Produce an exact copy of all the data below, dropping every image.

*** ENTRIES PROVIDED ***

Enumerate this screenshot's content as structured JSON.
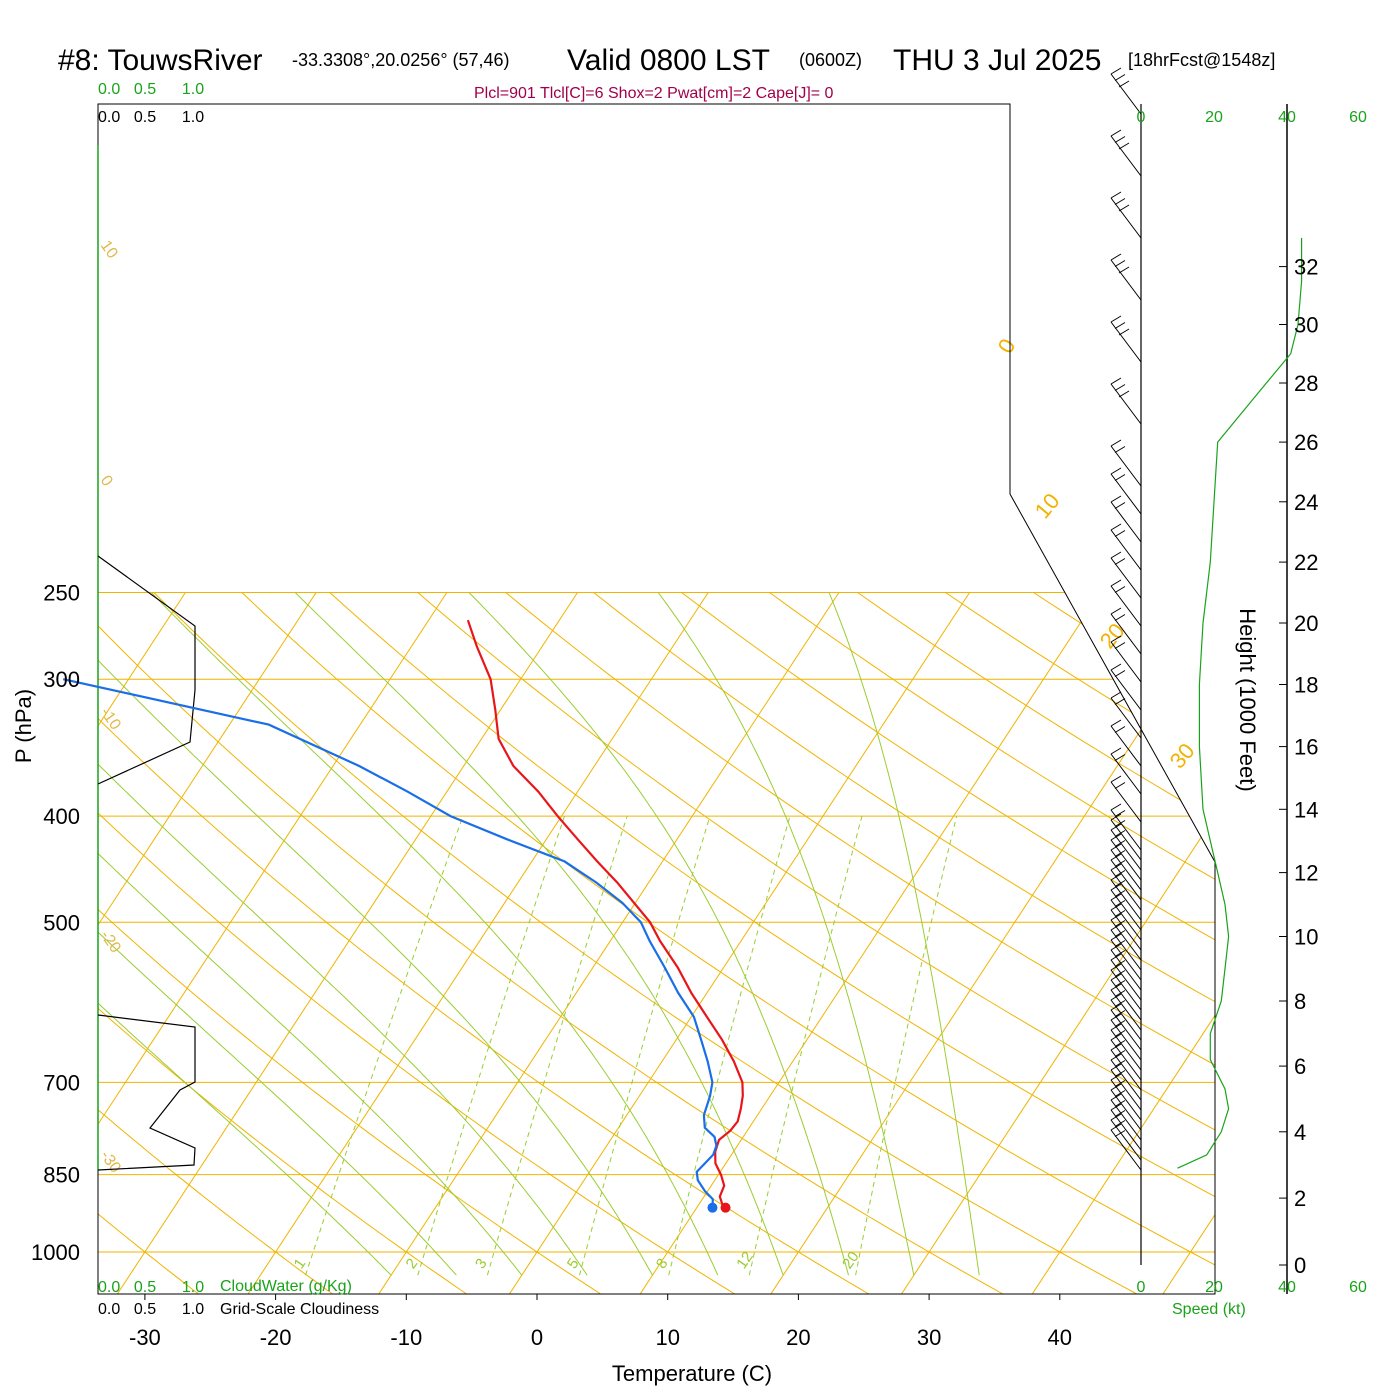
{
  "title": {
    "station": "#8: TouwsRiver",
    "coords": "-33.3308°,20.0256° (57,46)",
    "valid": "Valid 0800 LST",
    "zulu": "(0600Z)",
    "date": "THU 3 Jul 2025",
    "forecast": "[18hrFcst@1548z]"
  },
  "indices": "Plcl=901 Tlcl[C]=6 Shox=2 Pwat[cm]=2 Cape[J]= 0",
  "axes": {
    "xlabel": "Temperature (C)",
    "ylabel": "P (hPa)",
    "y2label": "Height (1000 Feet)",
    "speed_label": "Speed (kt)",
    "cloudwater_label": "CloudWater (g/Kg)",
    "cloudiness_label": "Grid-Scale Cloudiness",
    "cloud_ticks": [
      "0.0",
      "0.5",
      "1.0"
    ],
    "speed_ticks": [
      "0",
      "20",
      "40",
      "60"
    ]
  },
  "colors": {
    "temperature": "#e8161b",
    "dewpoint": "#1a6ee8",
    "isotherm": "#f0b400",
    "dry_adiabat": "#f0b400",
    "moist_adiabat": "#9acd32",
    "mixing_ratio": "#9acd32",
    "green_text": "#1aa31a",
    "index_text": "#a0004b"
  },
  "chart_data": {
    "type": "line",
    "pressure_ticks": [
      250,
      300,
      400,
      500,
      700,
      850,
      1000
    ],
    "temperature_ticks": [
      -30,
      -20,
      -10,
      0,
      10,
      20,
      30,
      40
    ],
    "height_ticks_kft": [
      0,
      2,
      4,
      6,
      8,
      10,
      12,
      14,
      16,
      18,
      20,
      22,
      24,
      26,
      28,
      30,
      32
    ],
    "isotherm_labels": [
      "0",
      "10",
      "20",
      "30"
    ],
    "dry_adiabat_labels": [
      "10",
      "0",
      "-10",
      "-20",
      "-30"
    ],
    "mixing_ratio_labels": [
      "1",
      "2",
      "3",
      "5",
      "8",
      "12",
      "20"
    ],
    "series": [
      {
        "name": "temperature",
        "p": [
          911,
          905,
          890,
          870,
          850,
          830,
          810,
          790,
          775,
          760,
          740,
          720,
          700,
          670,
          640,
          610,
          580,
          550,
          520,
          500,
          480,
          460,
          440,
          420,
          400,
          380,
          360,
          340,
          320,
          300,
          280,
          265
        ],
        "t": [
          12.2,
          11.8,
          11.2,
          11.0,
          10.2,
          9.2,
          8.6,
          8.3,
          8.7,
          8.8,
          8.4,
          7.9,
          7.2,
          5.5,
          3.5,
          1.2,
          -1.2,
          -3.5,
          -6.2,
          -7.9,
          -10.1,
          -12.4,
          -15.0,
          -17.6,
          -20.3,
          -23.0,
          -26.2,
          -28.7,
          -30.4,
          -32.3,
          -35.0,
          -37.0
        ]
      },
      {
        "name": "dewpoint",
        "p": [
          911,
          895,
          880,
          860,
          845,
          830,
          815,
          800,
          785,
          770,
          750,
          720,
          700,
          670,
          640,
          610,
          580,
          550,
          520,
          500,
          480,
          460,
          440,
          420,
          400,
          380,
          360,
          330,
          300
        ],
        "t": [
          11.2,
          10.8,
          9.8,
          8.7,
          8.2,
          8.4,
          8.6,
          8.4,
          7.8,
          6.6,
          5.9,
          5.4,
          4.9,
          3.5,
          1.9,
          0.2,
          -2.2,
          -4.5,
          -7.0,
          -8.6,
          -11.0,
          -14.0,
          -17.5,
          -23.0,
          -28.5,
          -33.0,
          -38.0,
          -47.0,
          -65.0
        ]
      }
    ],
    "wind_speed_profile": {
      "height_kft": [
        2.9,
        3.3,
        4.0,
        4.7,
        5.3,
        6.2,
        7.0,
        8.0,
        9.0,
        10.0,
        11.0,
        12.0,
        13.0,
        14.0,
        16.0,
        18.0,
        20.0,
        22.0,
        24.0,
        26.0,
        27.5,
        29.0,
        30.0,
        31.5,
        33.0
      ],
      "speed_kt": [
        10,
        18,
        22,
        24,
        23,
        19,
        19,
        22,
        23,
        24,
        23,
        21,
        19,
        17,
        16,
        16,
        17,
        19,
        20,
        21,
        31,
        41,
        43,
        44,
        44
      ]
    }
  }
}
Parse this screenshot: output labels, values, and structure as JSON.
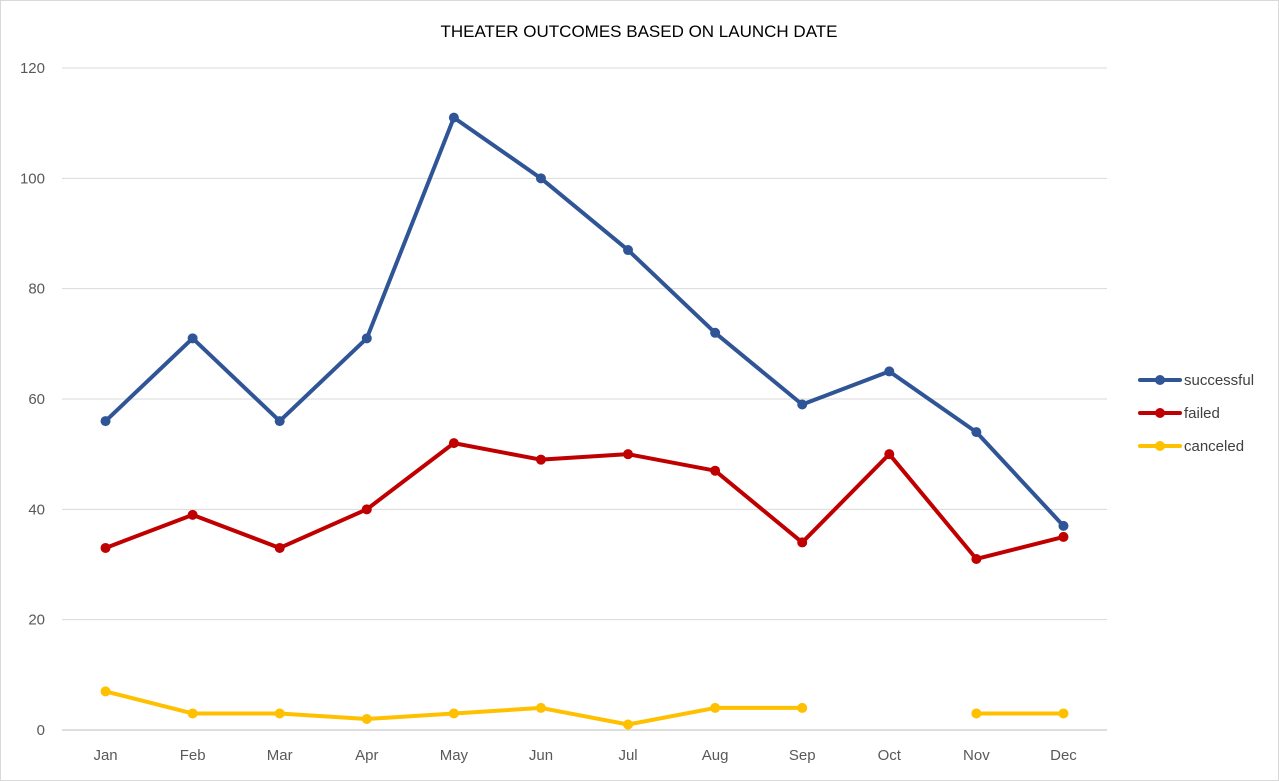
{
  "chart_data": {
    "type": "line",
    "title": "THEATER OUTCOMES BASED ON LAUNCH DATE",
    "xlabel": "",
    "ylabel": "",
    "categories": [
      "Jan",
      "Feb",
      "Mar",
      "Apr",
      "May",
      "Jun",
      "Jul",
      "Aug",
      "Sep",
      "Oct",
      "Nov",
      "Dec"
    ],
    "ylim": [
      0,
      120
    ],
    "yticks": [
      0,
      20,
      40,
      60,
      80,
      100,
      120
    ],
    "grid": true,
    "legend_position": "right",
    "series": [
      {
        "name": "successful",
        "color": "#2f5597",
        "values": [
          56,
          71,
          56,
          71,
          111,
          100,
          87,
          72,
          59,
          65,
          54,
          37
        ]
      },
      {
        "name": "failed",
        "color": "#c00000",
        "values": [
          33,
          39,
          33,
          40,
          52,
          49,
          50,
          47,
          34,
          50,
          31,
          35
        ]
      },
      {
        "name": "canceled",
        "color": "#ffc000",
        "values": [
          7,
          3,
          3,
          2,
          3,
          4,
          1,
          4,
          4,
          null,
          3,
          3
        ]
      }
    ]
  }
}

***

WRITTEN REPLY:
Enumerate this screenshot's content as structured JSON.
{
  "title": {
    "station": "#8: TouwsRiver",
    "coords": "-33.3308°,20.0256° (57,46)",
    "valid": "Valid 0800 LST",
    "zulu": "(0600Z)",
    "date": "THU 3 Jul 2025",
    "forecast": "[18hrFcst@1548z]"
  },
  "indices": "Plcl=901 Tlcl[C]=6 Shox=2 Pwat[cm]=2 Cape[J]= 0",
  "axes": {
    "xlabel": "Temperature (C)",
    "ylabel": "P (hPa)",
    "y2label": "Height (1000 Feet)",
    "speed_label": "Speed (kt)",
    "cloudwater_label": "CloudWater (g/Kg)",
    "cloudiness_label": "Grid-Scale Cloudiness",
    "cloud_ticks": [
      "0.0",
      "0.5",
      "1.0"
    ],
    "speed_ticks": [
      "0",
      "20",
      "40",
      "60"
    ]
  },
  "colors": {
    "temperature": "#e8161b",
    "dewpoint": "#1a6ee8",
    "isotherm": "#f0b400",
    "dry_adiabat": "#f0b400",
    "moist_adiabat": "#9acd32",
    "mixing_ratio": "#9acd32",
    "green_text": "#1aa31a",
    "index_text": "#a0004b"
  },
  "chart_data": {
    "type": "line",
    "pressure_ticks": [
      250,
      300,
      400,
      500,
      700,
      850,
      1000
    ],
    "temperature_ticks": [
      -30,
      -20,
      -10,
      0,
      10,
      20,
      30,
      40
    ],
    "height_ticks_kft": [
      0,
      2,
      4,
      6,
      8,
      10,
      12,
      14,
      16,
      18,
      20,
      22,
      24,
      26,
      28,
      30,
      32
    ],
    "isotherm_labels": [
      "0",
      "10",
      "20",
      "30"
    ],
    "dry_adiabat_labels": [
      "10",
      "0",
      "-10",
      "-20",
      "-30"
    ],
    "mixing_ratio_labels": [
      "1",
      "2",
      "3",
      "5",
      "8",
      "12",
      "20"
    ],
    "series": [
      {
        "name": "temperature",
        "p": [
          911,
          905,
          890,
          870,
          850,
          830,
          810,
          790,
          775,
          760,
          740,
          720,
          700,
          670,
          640,
          610,
          580,
          550,
          520,
          500,
          480,
          460,
          440,
          420,
          400,
          380,
          360,
          340,
          320,
          300,
          280,
          265
        ],
        "t": [
          12.2,
          11.8,
          11.2,
          11.0,
          10.2,
          9.2,
          8.6,
          8.3,
          8.7,
          8.8,
          8.4,
          7.9,
          7.2,
          5.5,
          3.5,
          1.2,
          -1.2,
          -3.5,
          -6.2,
          -7.9,
          -10.1,
          -12.4,
          -15.0,
          -17.6,
          -20.3,
          -23.0,
          -26.2,
          -28.7,
          -30.4,
          -32.3,
          -35.0,
          -37.0
        ]
      },
      {
        "name": "dewpoint",
        "p": [
          911,
          895,
          880,
          860,
          845,
          830,
          815,
          800,
          785,
          770,
          750,
          720,
          700,
          670,
          640,
          610,
          580,
          550,
          520,
          500,
          480,
          460,
          440,
          420,
          400,
          380,
          360,
          330,
          300
        ],
        "t": [
          11.2,
          10.8,
          9.8,
          8.7,
          8.2,
          8.4,
          8.6,
          8.4,
          7.8,
          6.6,
          5.9,
          5.4,
          4.9,
          3.5,
          1.9,
          0.2,
          -2.2,
          -4.5,
          -7.0,
          -8.6,
          -11.0,
          -14.0,
          -17.5,
          -23.0,
          -28.5,
          -33.0,
          -38.0,
          -47.0,
          -65.0
        ]
      }
    ],
    "wind_speed_profile": {
      "height_kft": [
        2.9,
        3.3,
        4.0,
        4.7,
        5.3,
        6.2,
        7.0,
        8.0,
        9.0,
        10.0,
        11.0,
        12.0,
        13.0,
        14.0,
        16.0,
        18.0,
        20.0,
        22.0,
        24.0,
        26.0,
        27.5,
        29.0,
        30.0,
        31.5,
        33.0
      ],
      "speed_kt": [
        10,
        18,
        22,
        24,
        23,
        19,
        19,
        22,
        23,
        24,
        23,
        21,
        19,
        17,
        16,
        16,
        17,
        19,
        20,
        21,
        31,
        41,
        43,
        44,
        44
      ]
    }
  }
}
Parse this screenshot: output labels, values, and structure as JSON.
{
  "chart_data": {
    "type": "line",
    "title": "THEATER OUTCOMES BASED ON LAUNCH DATE",
    "xlabel": "",
    "ylabel": "",
    "categories": [
      "Jan",
      "Feb",
      "Mar",
      "Apr",
      "May",
      "Jun",
      "Jul",
      "Aug",
      "Sep",
      "Oct",
      "Nov",
      "Dec"
    ],
    "ylim": [
      0,
      120
    ],
    "yticks": [
      0,
      20,
      40,
      60,
      80,
      100,
      120
    ],
    "grid": true,
    "legend_position": "right",
    "series": [
      {
        "name": "successful",
        "color": "#2f5597",
        "values": [
          56,
          71,
          56,
          71,
          111,
          100,
          87,
          72,
          59,
          65,
          54,
          37
        ]
      },
      {
        "name": "failed",
        "color": "#c00000",
        "values": [
          33,
          39,
          33,
          40,
          52,
          49,
          50,
          47,
          34,
          50,
          31,
          35
        ]
      },
      {
        "name": "canceled",
        "color": "#ffc000",
        "values": [
          7,
          3,
          3,
          2,
          3,
          4,
          1,
          4,
          4,
          null,
          3,
          3
        ]
      }
    ]
  }
}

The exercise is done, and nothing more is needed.